## TASK STATEMENT
Take from the listing each line that has the string "资料性附录".

(Records from a data source)
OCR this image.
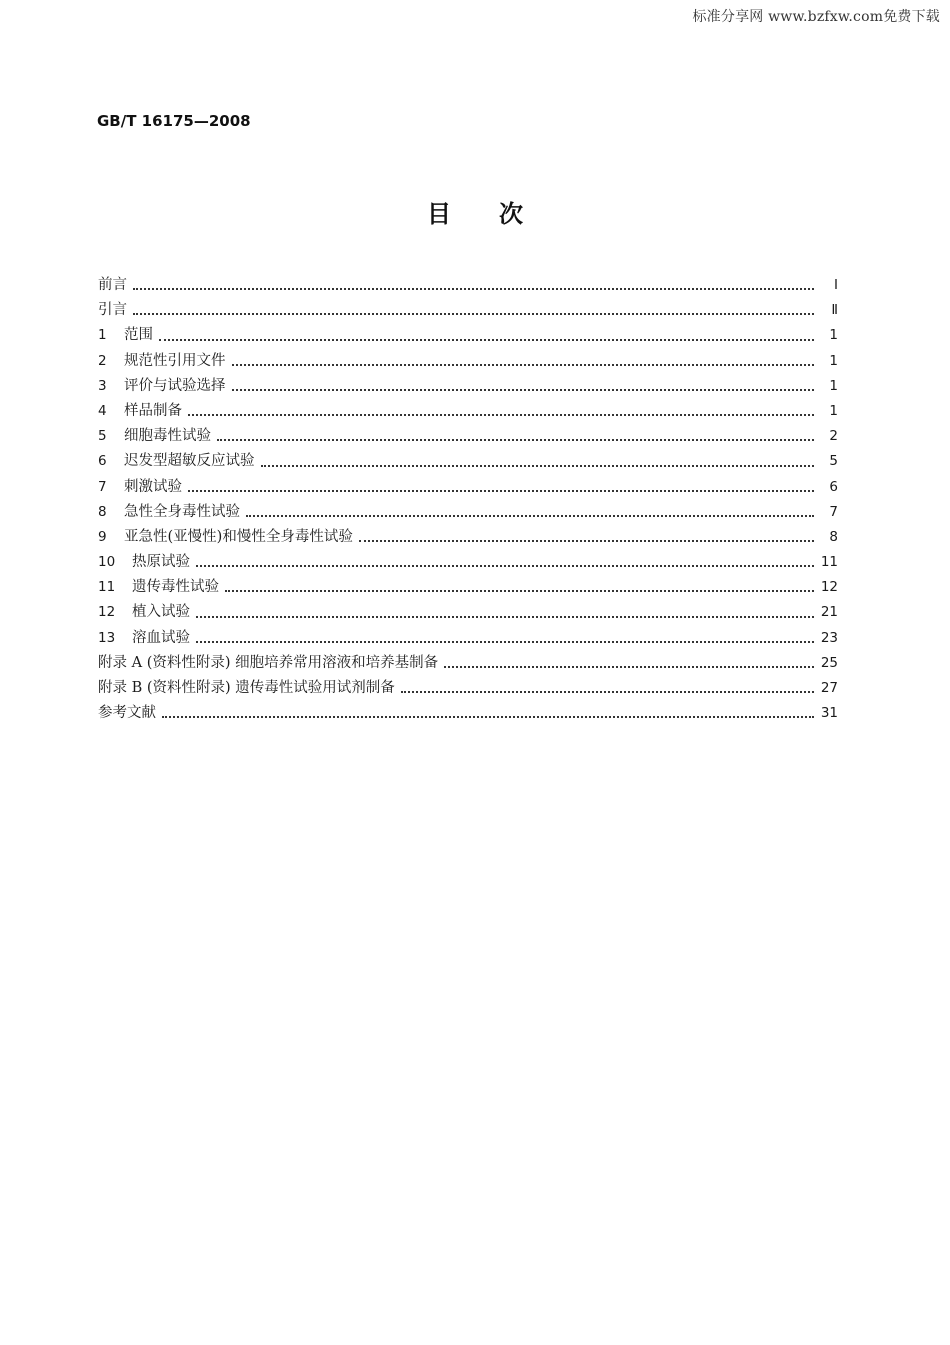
标准分享网 www.bzfxw.com免费下载
GB/T 16175—2008
目次
前言	Ⅰ
引言	Ⅱ
1	范围	1
2	规范性引用文件	1
3	评价与试验选择	1
4	样品制备	1
5	细胞毒性试验	2
6	迟发型超敏反应试验	5
7	刺激试验	6
8	急性全身毒性试验	7
9	亚急性(亚慢性)和慢性全身毒性试验	8
10	热原试验	11
11	遗传毒性试验	12
12	植入试验	21
13	溶血试验	23
附录 A (资料性附录) 细胞培养常用溶液和培养基制备	25
附录 B (资料性附录) 遗传毒性试验用试剂制备	27
参考文献	31
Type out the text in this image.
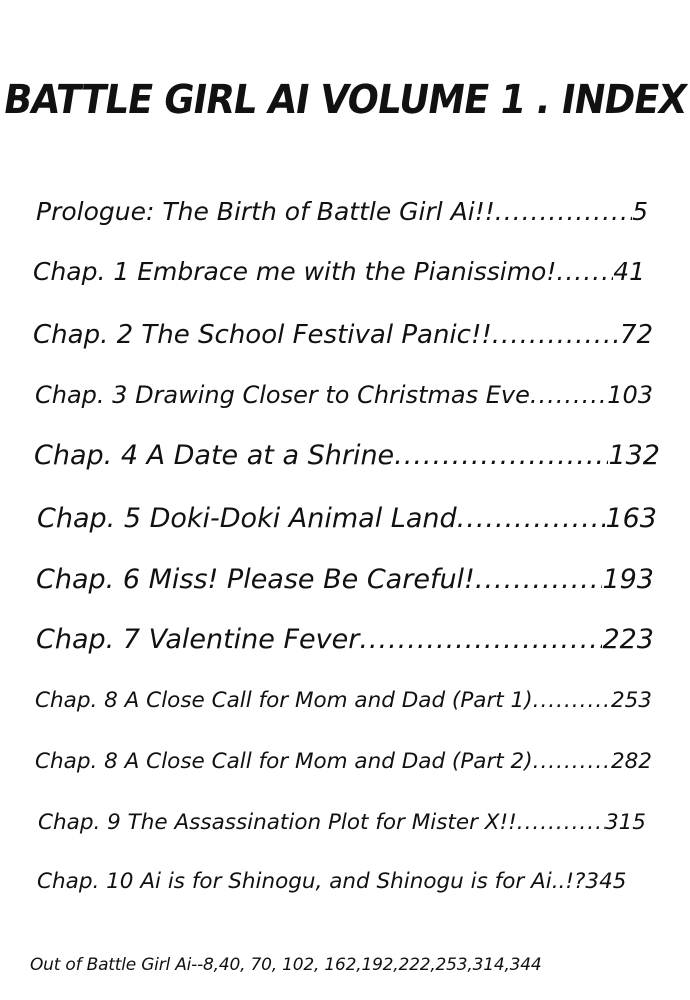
BATTLE GIRL AI VOLUME 1 . INDEX
Prologue: The Birth of Battle Girl Ai!! .....	5
Chap. 1 Embrace me with the Pianissimo! ..... 41
Chap. 2 The School Festival Panic!! .....	72
Chap. 3 Drawing Closer to Christmas Eve .....	103
Chap. 4 A Date at a Shrine .....	132
Chap. 5 Doki-Doki Animal Land .....	163
Chap. 6 Miss! Please Be Careful! .....	193
Chap. 7 Valentine Fever .....	223
Chap. 8 A Close Call for Mom and Dad (Part 1) .....	253
Chap. 8 A Close Call for Mom and Dad (Part 2) .....	282
Chap. 9 The Assassination Plot for Mister X!! .....	315
Chap. 10 Ai is for Shinogu, and Shinogu is for Ai..!? 345
Out of Battle Girl Ai--8,40, 70, 102, 162,192,222,253,314,344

## EXERCISE ANSWER
附录 A (资料性附录) 细胞培养常用溶液和培养基制备	25
附录 B (资料性附录) 遗传毒性试验用试剂制备	27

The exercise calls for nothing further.